- _Records from a collection of figures_

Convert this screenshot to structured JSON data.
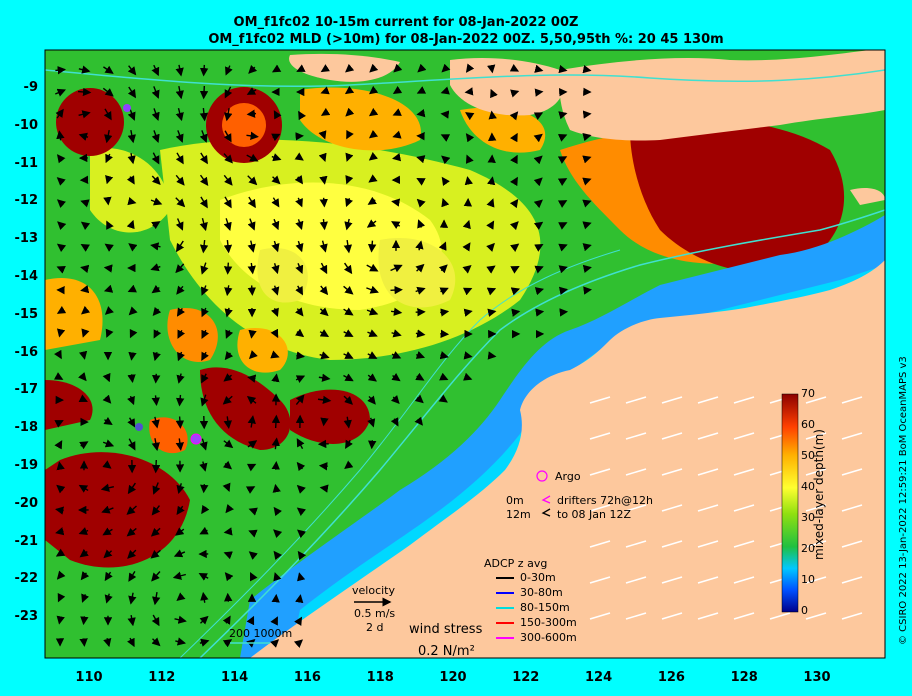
{
  "titles": {
    "line1": "OM_f1fc02 10-15m current for 08-Jan-2022 00Z",
    "line2": "OM_f1fc02 MLD (>10m) for 08-Jan-2022 00Z. 5,50,95th %: 20   45  130m"
  },
  "axes": {
    "x_ticks": [
      "110",
      "112",
      "114",
      "116",
      "118",
      "120",
      "122",
      "124",
      "126",
      "128",
      "130"
    ],
    "y_ticks": [
      "-9",
      "-10",
      "-11",
      "-12",
      "-13",
      "-14",
      "-15",
      "-16",
      "-17",
      "-18",
      "-19",
      "-20",
      "-21",
      "-22",
      "-23"
    ]
  },
  "colorbar": {
    "title": "mixed-layer depth(m)",
    "ticks": [
      "70",
      "60",
      "50",
      "40",
      "30",
      "20",
      "10",
      "0"
    ]
  },
  "legend": {
    "argo": "Argo",
    "drifter_depth_0": "0m",
    "drifter_depth_12": "12m",
    "drifter_text_1": "drifters 72h@12h",
    "drifter_text_2": "to 08 Jan 12Z",
    "adcp_title": "ADCP z avg",
    "adcp_rows": [
      {
        "label": "0-30m",
        "color": "#000000"
      },
      {
        "label": "30-80m",
        "color": "#0000ff"
      },
      {
        "label": "80-150m",
        "color": "#00dddd"
      },
      {
        "label": "150-300m",
        "color": "#ff0000"
      },
      {
        "label": "300-600m",
        "color": "#ff00ff"
      }
    ],
    "velocity_title": "velocity",
    "velocity_scale": "0.5 m/s",
    "velocity_period": "2 d",
    "isobaths": "200  1000m",
    "wind_title": "wind stress",
    "wind_scale": "0.2 N/m²"
  },
  "credit": "© CSIRO 2022  13-Jan-2022 12:59:21 BoM OceanMAPS v3",
  "colors": {
    "background": "#00ffff",
    "land": "#fdc89d",
    "isobath": "#40e0d0"
  }
}
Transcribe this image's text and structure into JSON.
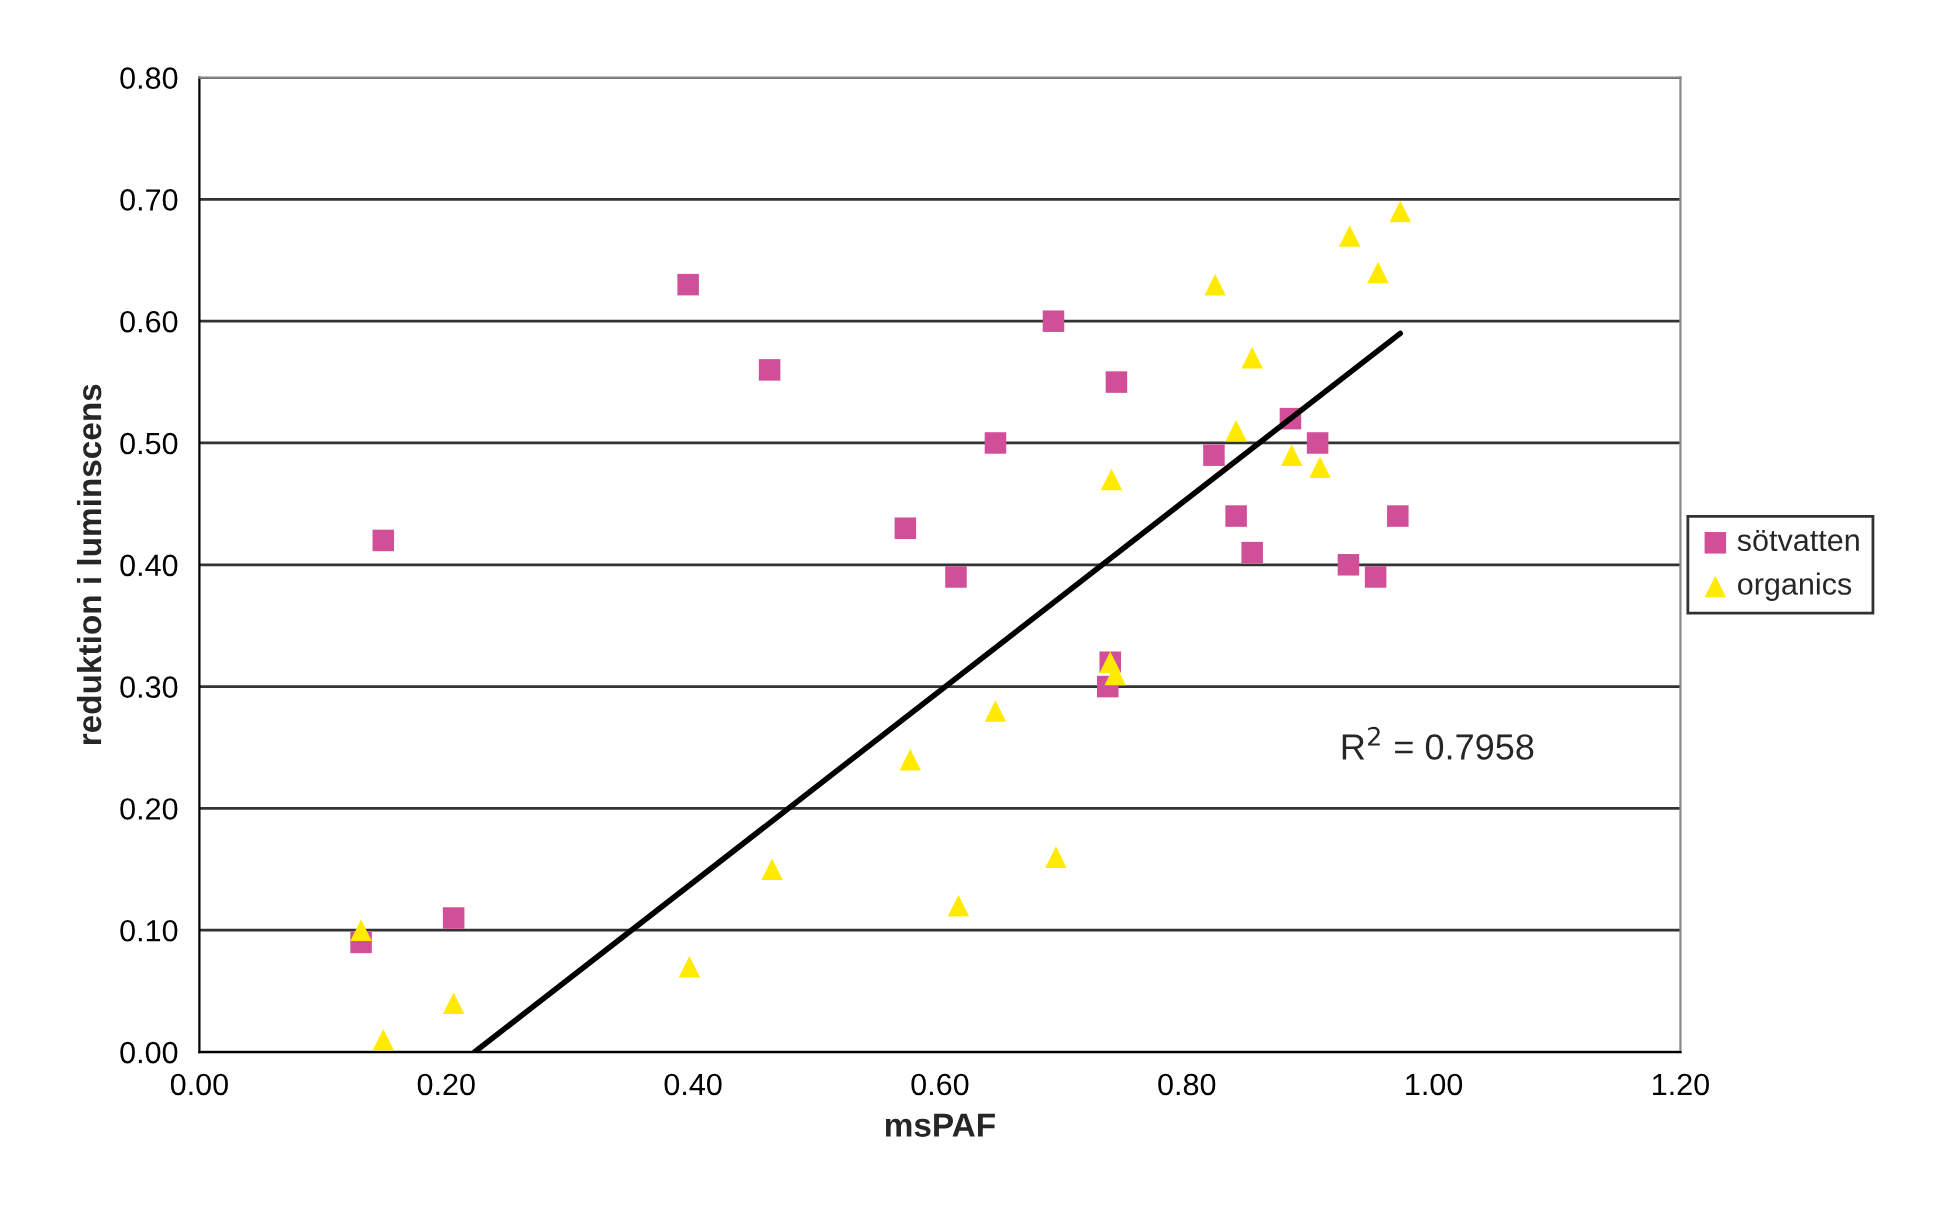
{
  "chart_data": {
    "type": "scatter",
    "xlabel": "msPAF",
    "ylabel": "reduktion i luminscens",
    "xlim": [
      0,
      1.2
    ],
    "xticks": [
      {
        "value": 0,
        "label": "0.00"
      },
      {
        "value": 0.2,
        "label": "0.20"
      },
      {
        "value": 0.4,
        "label": "0.40"
      },
      {
        "value": 0.6,
        "label": "0.60"
      },
      {
        "value": 0.8,
        "label": "0.80"
      },
      {
        "value": 1.0,
        "label": "1.00"
      },
      {
        "value": 1.2,
        "label": "1.20"
      }
    ],
    "ylim": [
      0,
      0.8
    ],
    "yticks": [
      {
        "value": 0,
        "label": "0.00"
      },
      {
        "value": 0.1,
        "label": "0.10"
      },
      {
        "value": 0.2,
        "label": "0.20"
      },
      {
        "value": 0.3,
        "label": "0.30"
      },
      {
        "value": 0.4,
        "label": "0.40"
      },
      {
        "value": 0.5,
        "label": "0.50"
      },
      {
        "value": 0.6,
        "label": "0.60"
      },
      {
        "value": 0.7,
        "label": "0.70"
      },
      {
        "value": 0.8,
        "label": "0.80"
      }
    ],
    "grid": "y",
    "legend": "right",
    "annotations": [
      "R$^{2}$ = 0.7958"
    ],
    "series": [
      {
        "name": "sötvatten",
        "color": "#d04f98",
        "marker": "square",
        "x": [
          0.131,
          0.149,
          0.206,
          0.396,
          0.462,
          0.572,
          0.613,
          0.645,
          0.692,
          0.743,
          0.738,
          0.736,
          0.822,
          0.84,
          0.853,
          0.884,
          0.906,
          0.931,
          0.953,
          0.971
        ],
        "values": [
          0.09,
          0.42,
          0.11,
          0.63,
          0.56,
          0.43,
          0.39,
          0.5,
          0.6,
          0.55,
          0.32,
          0.3,
          0.49,
          0.44,
          0.41,
          0.52,
          0.5,
          0.4,
          0.39,
          0.44
        ]
      },
      {
        "name": "organics",
        "color": "#ffea00",
        "marker": "triangle",
        "x": [
          0.131,
          0.149,
          0.206,
          0.397,
          0.464,
          0.576,
          0.615,
          0.645,
          0.694,
          0.739,
          0.738,
          0.742,
          0.823,
          0.84,
          0.853,
          0.885,
          0.908,
          0.932,
          0.955,
          0.973
        ],
        "values": [
          0.1,
          0.01,
          0.04,
          0.07,
          0.15,
          0.24,
          0.12,
          0.28,
          0.16,
          0.47,
          0.32,
          0.31,
          0.63,
          0.51,
          0.57,
          0.49,
          0.48,
          0.67,
          0.64,
          0.69
        ]
      },
      {
        "type": "line",
        "color": "#000000",
        "marker": "none",
        "x": [
          0.223,
          0.973
        ],
        "values": [
          0,
          0.59
        ]
      }
    ]
  }
}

- _WHAT IS REQUIRED_
Each line in the data that holds the string "JSON" should be found and copied.

- _EXERCISE RESULT_
Convert this screenshot to structured JSON data.
Transcribe this image's text and structure into JSON.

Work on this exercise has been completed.